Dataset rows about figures

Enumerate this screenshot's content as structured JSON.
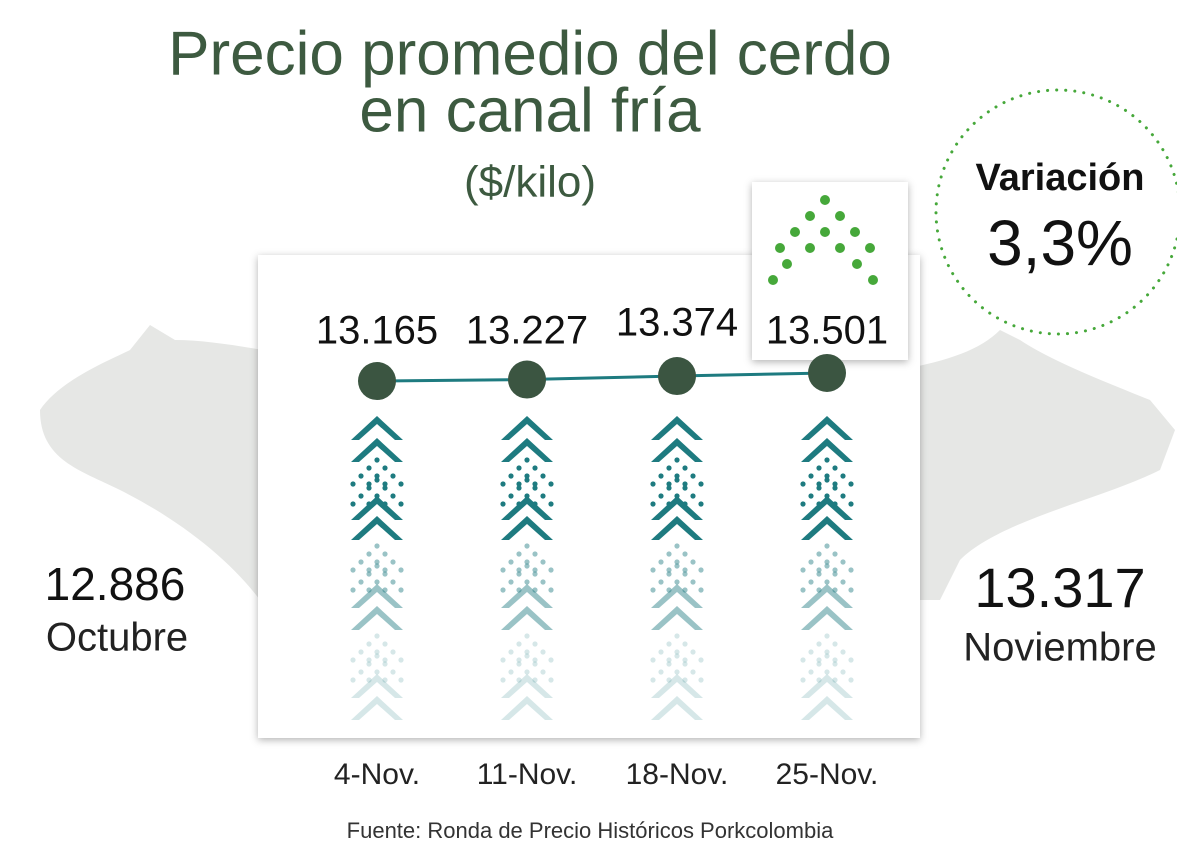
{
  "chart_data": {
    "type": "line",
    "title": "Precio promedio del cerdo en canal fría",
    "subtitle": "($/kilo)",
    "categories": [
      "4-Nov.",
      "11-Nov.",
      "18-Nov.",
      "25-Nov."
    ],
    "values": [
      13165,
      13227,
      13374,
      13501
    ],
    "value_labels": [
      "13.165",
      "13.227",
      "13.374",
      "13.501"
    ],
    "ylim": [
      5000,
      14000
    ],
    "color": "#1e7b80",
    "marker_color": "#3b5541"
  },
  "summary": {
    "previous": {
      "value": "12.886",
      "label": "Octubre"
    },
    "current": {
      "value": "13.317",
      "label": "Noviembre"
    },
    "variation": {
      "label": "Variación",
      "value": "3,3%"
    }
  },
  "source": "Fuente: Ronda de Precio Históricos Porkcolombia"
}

- [Task statement]: Of all the lines in the entries, how many contain the word "Precio"? Give only the number.

- [Result for this exercise]: 2